**Excerpted passage**:
———
[1st-mile-nm] AT&T broadband over power lines trial

Steve Ross editorsteve at gmail.com
Mon Dec 18 08:56:33 PST 2017


AT&T has a big patent portfolio on this -- mainly ways to make the devices
cheaply. The idea is to insert very high frequency signals on copper by
clamping a transmitter on the wire, every few telephone poles along the
line. This gets around the key problem that high frequency signals don't
carry very far on copper. With Airgig, they get refreshed every few hundred
feet. The (potentially) little refresh/relay devices on the poles would
also broadcast to nearby premises and the roadway, replacing a physical
drop.

They also have variants that can be used on poles as needed to get around
transformers and other devices that can screw up signals.

This is quite different from the old BOP ideas around 2003-4 that inserted
much lower frequency signals on devices much farther apart. We're talking
5+ and even 30+ Ghz now, 100 Mhz then.
———
**Layout dataset entries**:
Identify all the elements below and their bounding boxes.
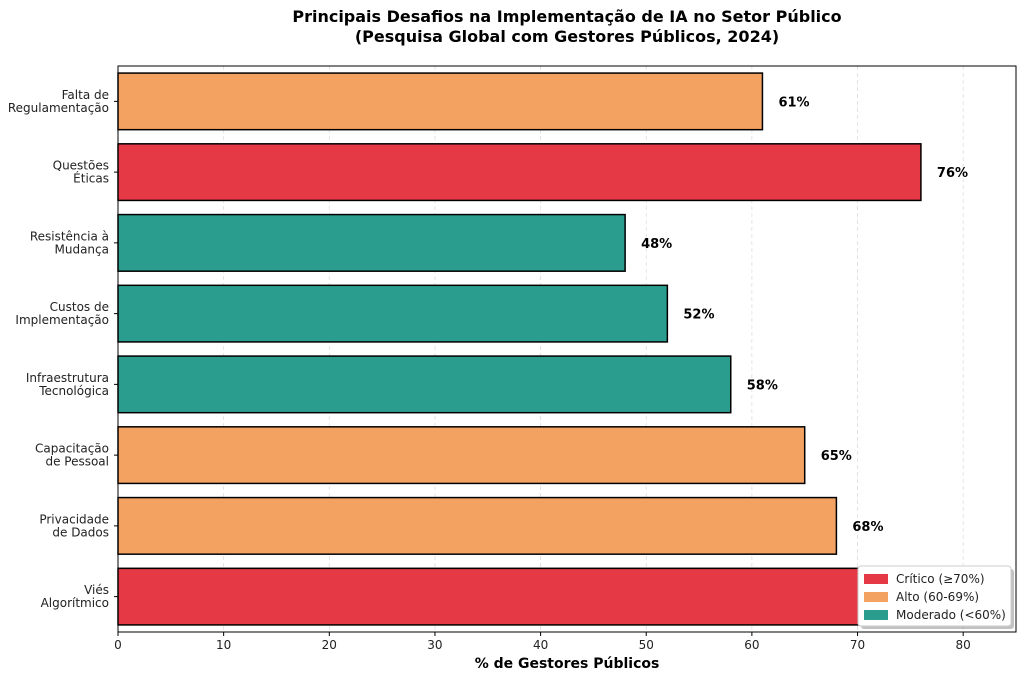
bar bbox=[117, 284, 669, 343]
bar bbox=[117, 426, 806, 485]
chart-title-line1: Principais Desafios na Implementação de … bbox=[292, 7, 841, 26]
y-tick-label: Éticas bbox=[73, 171, 109, 186]
legend-box bbox=[857, 565, 1012, 627]
data-label: 52% bbox=[683, 308, 714, 323]
data-label: 48% bbox=[641, 237, 672, 252]
data-label: 65% bbox=[821, 449, 852, 464]
data-label: 76% bbox=[937, 166, 968, 181]
y-tick-label: Falta de bbox=[62, 88, 109, 102]
legend-swatch bbox=[864, 592, 888, 602]
y-tick-label: de Dados bbox=[52, 525, 109, 539]
data-label: 61% bbox=[778, 95, 809, 110]
y-tick-label: Tecnológica bbox=[38, 384, 109, 398]
legend-label: Crítico (≥70%) bbox=[896, 572, 985, 586]
x-tick-label: 80 bbox=[956, 638, 971, 652]
y-tick-label: Privacidade bbox=[39, 512, 109, 526]
x-tick-label: 30 bbox=[427, 638, 442, 652]
bar bbox=[117, 213, 626, 272]
bar bbox=[117, 567, 880, 626]
legend: Crítico (≥70%) Alto (60-69%) Moderado (<60… bbox=[857, 565, 1014, 629]
legend-swatch bbox=[864, 610, 888, 620]
legend-swatch bbox=[864, 574, 888, 584]
bar bbox=[117, 496, 838, 555]
x-axis-label: % de Gestores Públicos bbox=[475, 656, 660, 672]
bar bbox=[117, 355, 732, 414]
x-tick-label: 20 bbox=[322, 638, 337, 652]
data-label: 68% bbox=[852, 520, 883, 535]
y-tick-label: Algorítmico bbox=[41, 596, 109, 610]
y-tick-label: Viés bbox=[84, 583, 109, 597]
bar bbox=[117, 72, 764, 131]
x-tick-label: 60 bbox=[744, 638, 759, 652]
x-tick-label: 0 bbox=[114, 638, 122, 652]
plot-frame bbox=[117, 65, 1017, 633]
y-tick-label: de Pessoal bbox=[45, 455, 109, 469]
y-tick-label: Capacitação bbox=[35, 442, 109, 456]
y-tick-label: Infraestrutura bbox=[26, 371, 109, 385]
x-tick-label: 40 bbox=[533, 638, 548, 652]
x-tick-label: 70 bbox=[850, 638, 865, 652]
y-tick-label: Mudança bbox=[55, 242, 110, 256]
y-tick-label: Custos de bbox=[50, 300, 109, 314]
bars bbox=[117, 72, 922, 626]
chart-title-line2: (Pesquisa Global com Gestores Públicos, … bbox=[355, 27, 779, 46]
y-tick-label: Implementação bbox=[15, 313, 109, 327]
x-tick-label: 50 bbox=[639, 638, 654, 652]
y-tick-label: Regulamentação bbox=[8, 101, 109, 115]
legend-label: Alto (60-69%) bbox=[896, 590, 979, 604]
x-tick-label: 10 bbox=[216, 638, 231, 652]
bar bbox=[117, 143, 922, 202]
x-axis-ticks: 0 10 20 30 40 50 60 70 80 bbox=[114, 632, 971, 652]
y-tick-label: Questões bbox=[53, 159, 109, 173]
data-labels: 61% 76% 48% 52% 58% 65% 68% bbox=[641, 95, 968, 535]
y-tick-label: Resistência à bbox=[30, 229, 109, 243]
legend-label: Moderado (<60%) bbox=[896, 608, 1006, 622]
data-label: 58% bbox=[747, 378, 778, 393]
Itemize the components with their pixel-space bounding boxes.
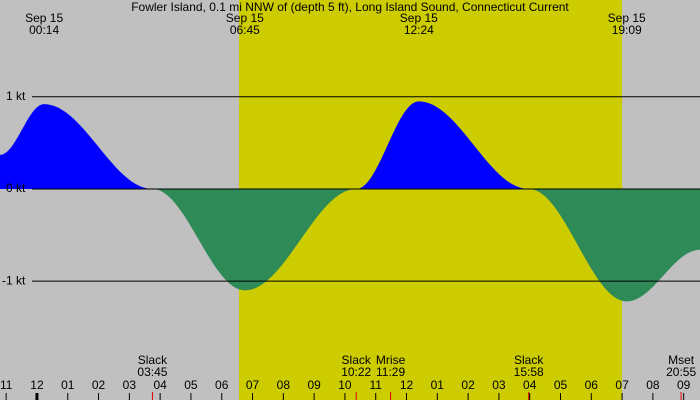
x-tick-label: 11 — [0, 378, 13, 392]
x-tick-label: 01 — [61, 378, 75, 392]
x-tick-label: 05 — [554, 378, 568, 392]
x-tick-label: 05 — [184, 378, 198, 392]
event-label: Slack — [138, 353, 168, 367]
ebb-area — [152, 188, 700, 302]
peak-time: 00:14 — [29, 23, 59, 37]
flood-area — [0, 101, 700, 189]
x-tick-label: 08 — [646, 378, 660, 392]
peak-time: 12:24 — [404, 23, 434, 37]
x-tick-label: 08 — [277, 378, 291, 392]
peak-date: Sep 15 — [400, 11, 438, 25]
x-tick-label: 09 — [307, 378, 321, 392]
y-tick-label: 0 kt — [6, 181, 26, 195]
x-tick-label: 09 — [677, 378, 691, 392]
peak-date: Sep 15 — [25, 11, 63, 25]
y-tick-label: 1 kt — [6, 89, 26, 103]
x-tick-label: 06 — [585, 378, 599, 392]
event-label: Slack — [514, 353, 544, 367]
event-label: Mset — [668, 353, 695, 367]
x-tick-label: 04 — [523, 378, 537, 392]
x-tick-label: 06 — [215, 378, 229, 392]
x-tick-label: 04 — [153, 378, 167, 392]
event-label: Mrise — [376, 353, 406, 367]
peak-date: Sep 15 — [226, 11, 264, 25]
peak-time: 19:09 — [612, 23, 642, 37]
x-tick-label: 12 — [400, 378, 414, 392]
x-tick-label: 03 — [492, 378, 506, 392]
peak-time: 06:45 — [230, 23, 260, 37]
event-time: 15:58 — [514, 365, 544, 379]
x-tick-label: 03 — [123, 378, 137, 392]
event-time: 11:29 — [376, 365, 405, 379]
event-time: 20:55 — [666, 365, 696, 379]
x-tick-label: 07 — [615, 378, 629, 392]
event-time: 03:45 — [137, 365, 167, 379]
x-tick-label: 02 — [461, 378, 475, 392]
y-tick-label: -1 kt — [2, 273, 26, 287]
x-tick-label: 02 — [92, 378, 106, 392]
peak-date: Sep 15 — [608, 11, 646, 25]
x-tick-label: 01 — [431, 378, 445, 392]
x-tick-label: 11 — [369, 378, 382, 392]
x-tick-label: 07 — [246, 378, 260, 392]
event-time: 10:22 — [341, 365, 371, 379]
chart-title: Fowler Island, 0.1 mi NNW of (depth 5 ft… — [131, 0, 569, 14]
event-label: Slack — [342, 353, 372, 367]
x-tick-label: 12 — [30, 378, 44, 392]
x-tick-label: 10 — [338, 378, 352, 392]
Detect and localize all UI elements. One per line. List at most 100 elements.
———
**What is needed**: Decide whether each statement agrees with the post about the AT&T power line trial, answering yes or no and quoting the deciding words: 1. The signals are refreshed every few hundred feet. 2. The older BOP ideas from around 2003-4 used higher frequencies than the current approach. 3. The small relay devices on the poles would also broadcast to nearby premises.

**Output of the exercise**:
1. Yes: "With Airgig, they get refreshed every few hundred feet."
2. No: "We're talking 5+ and even 30+ Ghz now, 100 Mhz then."
3. Yes: "would also broadcast to nearby premises and the roadway, replacing a physical drop."